## EXERCISE REQUIREMENTS:
Copy out the entries below in full and exactly.

## DATASET RECORDS:
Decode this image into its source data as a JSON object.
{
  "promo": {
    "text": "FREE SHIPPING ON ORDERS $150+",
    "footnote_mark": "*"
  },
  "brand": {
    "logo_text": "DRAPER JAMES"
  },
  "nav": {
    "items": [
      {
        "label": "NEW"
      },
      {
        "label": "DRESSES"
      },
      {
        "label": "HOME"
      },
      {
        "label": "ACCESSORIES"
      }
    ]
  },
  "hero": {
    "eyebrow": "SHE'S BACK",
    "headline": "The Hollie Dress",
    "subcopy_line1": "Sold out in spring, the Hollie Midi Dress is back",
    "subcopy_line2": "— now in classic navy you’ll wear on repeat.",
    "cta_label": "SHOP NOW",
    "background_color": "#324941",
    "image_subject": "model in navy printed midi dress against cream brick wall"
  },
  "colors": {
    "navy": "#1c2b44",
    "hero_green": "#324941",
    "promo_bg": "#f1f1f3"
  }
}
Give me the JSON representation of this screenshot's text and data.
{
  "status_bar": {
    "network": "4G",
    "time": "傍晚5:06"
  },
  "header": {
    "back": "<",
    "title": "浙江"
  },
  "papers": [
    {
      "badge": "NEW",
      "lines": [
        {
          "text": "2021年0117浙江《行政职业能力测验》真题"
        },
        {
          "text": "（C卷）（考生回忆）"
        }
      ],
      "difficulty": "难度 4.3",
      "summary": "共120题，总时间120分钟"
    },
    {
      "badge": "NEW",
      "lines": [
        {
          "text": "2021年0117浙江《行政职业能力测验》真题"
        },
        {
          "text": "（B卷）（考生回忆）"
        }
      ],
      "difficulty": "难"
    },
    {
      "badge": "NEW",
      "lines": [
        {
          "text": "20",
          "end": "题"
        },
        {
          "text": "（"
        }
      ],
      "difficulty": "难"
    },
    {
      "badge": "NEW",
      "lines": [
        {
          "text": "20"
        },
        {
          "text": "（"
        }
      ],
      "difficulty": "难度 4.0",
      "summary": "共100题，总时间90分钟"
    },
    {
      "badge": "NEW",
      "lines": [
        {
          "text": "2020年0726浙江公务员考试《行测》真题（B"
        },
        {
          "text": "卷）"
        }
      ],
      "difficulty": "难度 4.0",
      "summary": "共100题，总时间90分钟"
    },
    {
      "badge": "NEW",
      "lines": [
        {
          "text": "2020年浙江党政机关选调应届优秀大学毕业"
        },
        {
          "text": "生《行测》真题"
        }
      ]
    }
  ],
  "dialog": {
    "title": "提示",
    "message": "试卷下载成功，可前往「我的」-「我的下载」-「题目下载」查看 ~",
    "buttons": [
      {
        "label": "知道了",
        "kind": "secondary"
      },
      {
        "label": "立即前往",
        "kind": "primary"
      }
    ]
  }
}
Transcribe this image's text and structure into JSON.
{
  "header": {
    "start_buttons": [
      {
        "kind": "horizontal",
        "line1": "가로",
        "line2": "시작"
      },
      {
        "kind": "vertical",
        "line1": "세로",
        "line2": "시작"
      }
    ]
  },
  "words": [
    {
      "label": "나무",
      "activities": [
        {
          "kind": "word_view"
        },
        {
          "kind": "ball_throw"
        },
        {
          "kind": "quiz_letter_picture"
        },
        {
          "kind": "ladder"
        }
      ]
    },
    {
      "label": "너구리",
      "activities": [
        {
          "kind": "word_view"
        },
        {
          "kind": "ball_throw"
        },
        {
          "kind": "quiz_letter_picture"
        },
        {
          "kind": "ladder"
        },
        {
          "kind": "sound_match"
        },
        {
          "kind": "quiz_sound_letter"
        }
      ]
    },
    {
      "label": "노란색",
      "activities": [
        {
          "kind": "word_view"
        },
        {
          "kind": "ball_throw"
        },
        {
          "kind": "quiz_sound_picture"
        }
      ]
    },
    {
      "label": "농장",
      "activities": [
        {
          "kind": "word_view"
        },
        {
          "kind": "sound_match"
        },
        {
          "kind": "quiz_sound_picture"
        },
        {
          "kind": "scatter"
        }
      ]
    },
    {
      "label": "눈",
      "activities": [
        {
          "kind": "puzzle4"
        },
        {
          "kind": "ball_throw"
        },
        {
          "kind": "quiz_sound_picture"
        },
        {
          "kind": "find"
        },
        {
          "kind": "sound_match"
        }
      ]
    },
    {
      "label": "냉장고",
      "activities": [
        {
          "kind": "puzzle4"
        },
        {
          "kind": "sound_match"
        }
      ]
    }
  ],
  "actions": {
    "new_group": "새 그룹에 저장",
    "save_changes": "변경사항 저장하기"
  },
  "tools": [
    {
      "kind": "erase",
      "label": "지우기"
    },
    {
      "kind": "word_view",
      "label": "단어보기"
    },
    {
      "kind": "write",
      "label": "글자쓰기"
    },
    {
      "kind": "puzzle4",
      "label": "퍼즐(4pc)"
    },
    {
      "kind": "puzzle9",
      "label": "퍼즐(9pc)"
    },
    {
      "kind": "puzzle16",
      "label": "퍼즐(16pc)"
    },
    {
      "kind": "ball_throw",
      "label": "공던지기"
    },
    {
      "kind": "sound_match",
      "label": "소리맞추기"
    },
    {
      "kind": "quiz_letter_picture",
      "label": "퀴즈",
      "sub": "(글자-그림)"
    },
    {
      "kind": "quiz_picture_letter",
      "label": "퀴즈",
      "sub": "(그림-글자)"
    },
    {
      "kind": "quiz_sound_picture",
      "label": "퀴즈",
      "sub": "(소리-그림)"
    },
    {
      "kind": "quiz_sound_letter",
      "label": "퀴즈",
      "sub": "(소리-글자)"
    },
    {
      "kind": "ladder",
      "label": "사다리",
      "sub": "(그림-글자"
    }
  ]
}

## THE ANSWER:
Decode this image into its source data as a JSON object.
{
  "promo": {
    "text": "FREE SHIPPING ON ORDERS $150+",
    "footnote_mark": "*"
  },
  "brand": {
    "logo_text": "DRAPER JAMES"
  },
  "nav": {
    "items": [
      {
        "label": "NEW"
      },
      {
        "label": "DRESSES"
      },
      {
        "label": "HOME"
      },
      {
        "label": "ACCESSORIES"
      }
    ]
  },
  "hero": {
    "eyebrow": "SHE'S BACK",
    "headline": "The Hollie Dress",
    "subcopy_line1": "Sold out in spring, the Hollie Midi Dress is back",
    "subcopy_line2": "— now in classic navy you’ll wear on repeat.",
    "cta_label": "SHOP NOW",
    "background_color": "#324941",
    "image_subject": "model in navy printed midi dress against cream brick wall"
  },
  "colors": {
    "navy": "#1c2b44",
    "hero_green": "#324941",
    "promo_bg": "#f1f1f3"
  }
}
Give me the JSON representation of this screenshot's text and data.
{
  "status_bar": {
    "network": "4G",
    "time": "傍晚5:06"
  },
  "header": {
    "back": "<",
    "title": "浙江"
  },
  "papers": [
    {
      "badge": "NEW",
      "lines": [
        {
          "text": "2021年0117浙江《行政职业能力测验》真题"
        },
        {
          "text": "（C卷）（考生回忆）"
        }
      ],
      "difficulty": "难度 4.3",
      "summary": "共120题，总时间120分钟"
    },
    {
      "badge": "NEW",
      "lines": [
        {
          "text": "2021年0117浙江《行政职业能力测验》真题"
        },
        {
          "text": "（B卷）（考生回忆）"
        }
      ],
      "difficulty": "难"
    },
    {
      "badge": "NEW",
      "lines": [
        {
          "text": "20",
          "end": "题"
        },
        {
          "text": "（"
        }
      ],
      "difficulty": "难"
    },
    {
      "badge": "NEW",
      "lines": [
        {
          "text": "20"
        },
        {
          "text": "（"
        }
      ],
      "difficulty": "难度 4.0",
      "summary": "共100题，总时间90分钟"
    },
    {
      "badge": "NEW",
      "lines": [
        {
          "text": "2020年0726浙江公务员考试《行测》真题（B"
        },
        {
          "text": "卷）"
        }
      ],
      "difficulty": "难度 4.0",
      "summary": "共100题，总时间90分钟"
    },
    {
      "badge": "NEW",
      "lines": [
        {
          "text": "2020年浙江党政机关选调应届优秀大学毕业"
        },
        {
          "text": "生《行测》真题"
        }
      ]
    }
  ],
  "dialog": {
    "title": "提示",
    "message": "试卷下载成功，可前往「我的」-「我的下载」-「题目下载」查看 ~",
    "buttons": [
      {
        "label": "知道了",
        "kind": "secondary"
      },
      {
        "label": "立即前往",
        "kind": "primary"
      }
    ]
  }
}
Transcribe this image's text and structure into JSON.
{
  "header": {
    "start_buttons": [
      {
        "kind": "horizontal",
        "line1": "가로",
        "line2": "시작"
      },
      {
        "kind": "vertical",
        "line1": "세로",
        "line2": "시작"
      }
    ]
  },
  "words": [
    {
      "label": "나무",
      "activities": [
        {
          "kind": "word_view"
        },
        {
          "kind": "ball_throw"
        },
        {
          "kind": "quiz_letter_picture"
        },
        {
          "kind": "ladder"
        }
      ]
    },
    {
      "label": "너구리",
      "activities": [
        {
          "kind": "word_view"
        },
        {
          "kind": "ball_throw"
        },
        {
          "kind": "quiz_letter_picture"
        },
        {
          "kind": "ladder"
        },
        {
          "kind": "sound_match"
        },
        {
          "kind": "quiz_sound_letter"
        }
      ]
    },
    {
      "label": "노란색",
      "activities": [
        {
          "kind": "word_view"
        },
        {
          "kind": "ball_throw"
        },
        {
          "kind": "quiz_sound_picture"
        }
      ]
    },
    {
      "label": "농장",
      "activities": [
        {
          "kind": "word_view"
        },
        {
          "kind": "sound_match"
        },
        {
          "kind": "quiz_sound_picture"
        },
        {
          "kind": "scatter"
        }
      ]
    },
    {
      "label": "눈",
      "activities": [
        {
          "kind": "puzzle4"
        },
        {
          "kind": "ball_throw"
        },
        {
          "kind": "quiz_sound_picture"
        },
        {
          "kind": "find"
        },
        {
          "kind": "sound_match"
        }
      ]
    },
    {
      "label": "냉장고",
      "activities": [
        {
          "kind": "puzzle4"
        },
        {
          "kind": "sound_match"
        }
      ]
    }
  ],
  "actions": {
    "new_group": "새 그룹에 저장",
    "save_changes": "변경사항 저장하기"
  },
  "tools": [
    {
      "kind": "erase",
      "label": "지우기"
    },
    {
      "kind": "word_view",
      "label": "단어보기"
    },
    {
      "kind": "write",
      "label": "글자쓰기"
    },
    {
      "kind": "puzzle4",
      "label": "퍼즐(4pc)"
    },
    {
      "kind": "puzzle9",
      "label": "퍼즐(9pc)"
    },
    {
      "kind": "puzzle16",
      "label": "퍼즐(16pc)"
    },
    {
      "kind": "ball_throw",
      "label": "공던지기"
    },
    {
      "kind": "sound_match",
      "label": "소리맞추기"
    },
    {
      "kind": "quiz_letter_picture",
      "label": "퀴즈",
      "sub": "(글자-그림)"
    },
    {
      "kind": "quiz_picture_letter",
      "label": "퀴즈",
      "sub": "(그림-글자)"
    },
    {
      "kind": "quiz_sound_picture",
      "label": "퀴즈",
      "sub": "(소리-그림)"
    },
    {
      "kind": "quiz_sound_letter",
      "label": "퀴즈",
      "sub": "(소리-글자)"
    },
    {
      "kind": "ladder",
      "label": "사다리",
      "sub": "(그림-글자"
    }
  ]
}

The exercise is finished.